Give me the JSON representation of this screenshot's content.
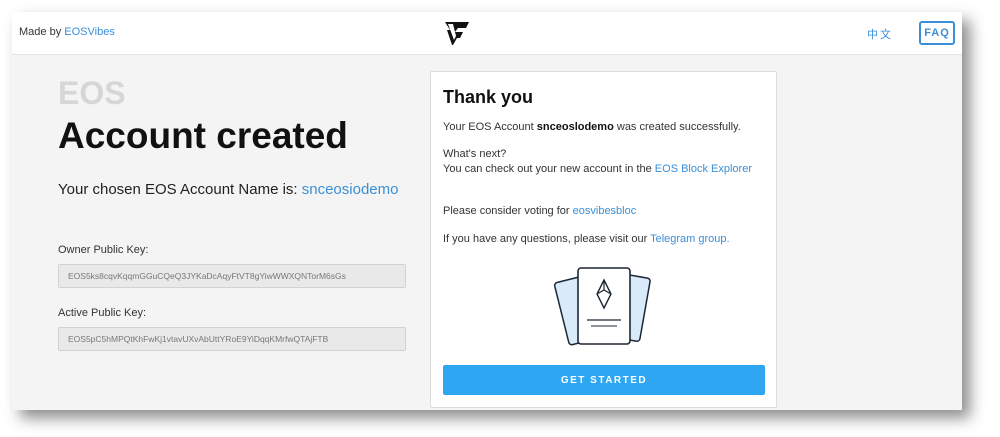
{
  "header": {
    "made_by_prefix": "Made by",
    "made_by_link": "EOSVibes",
    "language": "中文",
    "faq": "FAQ"
  },
  "left": {
    "eos_word": "EOS",
    "title": "Account created",
    "chosen_prefix": "Your chosen EOS Account Name is:",
    "chosen_account": "snceosiodemo",
    "owner_label": "Owner Public Key:",
    "owner_key": "EOS5ks8cqvKqqmGGuCQeQ3JYKaDcAqyFtVT8gYiwWWXQNTorM6sGs",
    "active_label": "Active Public Key:",
    "active_key": "EOS5pC5hMPQtKhFwKj1vtavUXvAbUttYRoE9YiDqqKMrfwQTAjFTB"
  },
  "card": {
    "title": "Thank you",
    "line1_prefix": "Your EOS Account",
    "line1_account": "snceoslodemo",
    "line1_suffix": "was created successfully.",
    "whats_next": "What's next?",
    "explorer_prefix": "You can check out your new account in the",
    "explorer_link": "EOS Block Explorer",
    "voting_prefix": "Please consider voting for",
    "voting_link": "eosvibesbloc",
    "questions_prefix": "If you have any questions, please visit our",
    "questions_link": "Telegram group.",
    "cta": "GET STARTED"
  },
  "icons": {
    "logo": "eosvibes-logo",
    "illustration": "eos-certificate-illustration"
  },
  "colors": {
    "accent": "#3b8fd6",
    "button": "#2ea6f2"
  }
}
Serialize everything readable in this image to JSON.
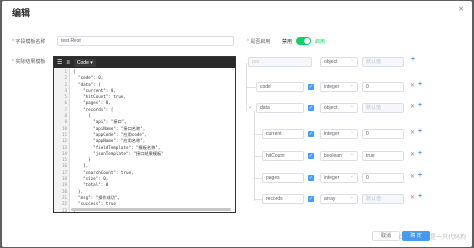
{
  "dialog": {
    "title": "编辑",
    "close": "×"
  },
  "form": {
    "name_label": "字段模板名称",
    "name_value": "test Rest",
    "enabled_label": "是否启用",
    "switch_off": "禁用",
    "switch_on": "启用",
    "example_label": "实际结果模板"
  },
  "editor": {
    "mode": "Code",
    "line_numbers": [
      "1",
      "2",
      "3",
      "4",
      "5",
      "6",
      "7",
      "8",
      "9",
      "10",
      "11",
      "12",
      "13",
      "14",
      "15",
      "16",
      "17",
      "18",
      "19",
      "20",
      "21",
      "22",
      "23"
    ],
    "lines": [
      "{",
      "  \"code\": 0,",
      "  \"data\": {",
      "    \"current\": 0,",
      "    \"hitCount\": true,",
      "    \"pages\": 0,",
      "    \"records\": [",
      "      {",
      "        \"api\": \"接口\",",
      "        \"apiName\": \"接口名称\",",
      "        \"appCode\": \"应用code\",",
      "        \"appName\": \"应用名称\",",
      "        \"fieldTemplate\": \"模板名称\",",
      "        \"jsonTemplate\": \"接口结果模板\"",
      "      }",
      "    ],",
      "    \"searchCount\": true,",
      "    \"size\": 0,",
      "    \"total\": 0",
      "  },",
      "  \"msg\": \"操作成功\",",
      "  \"success\": true",
      "}"
    ]
  },
  "fields": {
    "root_value": "roo",
    "root_type": "object",
    "root_default": "默认值",
    "rows": [
      {
        "name": "code",
        "type": "integer",
        "value": "0"
      },
      {
        "name": "data",
        "type": "object",
        "value": "默认值"
      },
      {
        "name": "current",
        "type": "integer",
        "value": "0"
      },
      {
        "name": "hitCount",
        "type": "boolean",
        "value": "true"
      },
      {
        "name": "pages",
        "type": "integer",
        "value": "0"
      },
      {
        "name": "records",
        "type": "array",
        "value": "默认值"
      }
    ]
  },
  "footer": {
    "cancel": "取消",
    "confirm": "确 定",
    "watermark": "CSDN @我是一只代码狗"
  }
}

* [YOUR OBJECTIVE] Output the data above without changes, apart from leaving out the pictures.

* [REPLY]
Give me the JSON representation of this screenshot's content.
{
  "header": {
    "made_by_prefix": "Made by",
    "made_by_link": "EOSVibes",
    "language": "中文",
    "faq": "FAQ"
  },
  "left": {
    "eos_word": "EOS",
    "title": "Account created",
    "chosen_prefix": "Your chosen EOS Account Name is:",
    "chosen_account": "snceosiodemo",
    "owner_label": "Owner Public Key:",
    "owner_key": "EOS5ks8cqvKqqmGGuCQeQ3JYKaDcAqyFtVT8gYiwWWXQNTorM6sGs",
    "active_label": "Active Public Key:",
    "active_key": "EOS5pC5hMPQtKhFwKj1vtavUXvAbUttYRoE9YiDqqKMrfwQTAjFTB"
  },
  "card": {
    "title": "Thank you",
    "line1_prefix": "Your EOS Account",
    "line1_account": "snceoslodemo",
    "line1_suffix": "was created successfully.",
    "whats_next": "What's next?",
    "explorer_prefix": "You can check out your new account in the",
    "explorer_link": "EOS Block Explorer",
    "voting_prefix": "Please consider voting for",
    "voting_link": "eosvibesbloc",
    "questions_prefix": "If you have any questions, please visit our",
    "questions_link": "Telegram group.",
    "cta": "GET STARTED"
  },
  "icons": {
    "logo": "eosvibes-logo",
    "illustration": "eos-certificate-illustration"
  },
  "colors": {
    "accent": "#3b8fd6",
    "button": "#2ea6f2"
  }
}
Serialize everything readable in this image to JSON.
{
  "dialog": {
    "title": "编辑",
    "close": "×"
  },
  "form": {
    "name_label": "字段模板名称",
    "name_value": "test Rest",
    "enabled_label": "是否启用",
    "switch_off": "禁用",
    "switch_on": "启用",
    "example_label": "实际结果模板"
  },
  "editor": {
    "mode": "Code",
    "line_numbers": [
      "1",
      "2",
      "3",
      "4",
      "5",
      "6",
      "7",
      "8",
      "9",
      "10",
      "11",
      "12",
      "13",
      "14",
      "15",
      "16",
      "17",
      "18",
      "19",
      "20",
      "21",
      "22",
      "23"
    ],
    "lines": [
      "{",
      "  \"code\": 0,",
      "  \"data\": {",
      "    \"current\": 0,",
      "    \"hitCount\": true,",
      "    \"pages\": 0,",
      "    \"records\": [",
      "      {",
      "        \"api\": \"接口\",",
      "        \"apiName\": \"接口名称\",",
      "        \"appCode\": \"应用code\",",
      "        \"appName\": \"应用名称\",",
      "        \"fieldTemplate\": \"模板名称\",",
      "        \"jsonTemplate\": \"接口结果模板\"",
      "      }",
      "    ],",
      "    \"searchCount\": true,",
      "    \"size\": 0,",
      "    \"total\": 0",
      "  },",
      "  \"msg\": \"操作成功\",",
      "  \"success\": true",
      "}"
    ]
  },
  "fields": {
    "root_value": "roo",
    "root_type": "object",
    "root_default": "默认值",
    "rows": [
      {
        "name": "code",
        "type": "integer",
        "value": "0"
      },
      {
        "name": "data",
        "type": "object",
        "value": "默认值"
      },
      {
        "name": "current",
        "type": "integer",
        "value": "0"
      },
      {
        "name": "hitCount",
        "type": "boolean",
        "value": "true"
      },
      {
        "name": "pages",
        "type": "integer",
        "value": "0"
      },
      {
        "name": "records",
        "type": "array",
        "value": "默认值"
      }
    ]
  },
  "footer": {
    "cancel": "取消",
    "confirm": "确 定",
    "watermark": "CSDN @我是一只代码狗"
  }
}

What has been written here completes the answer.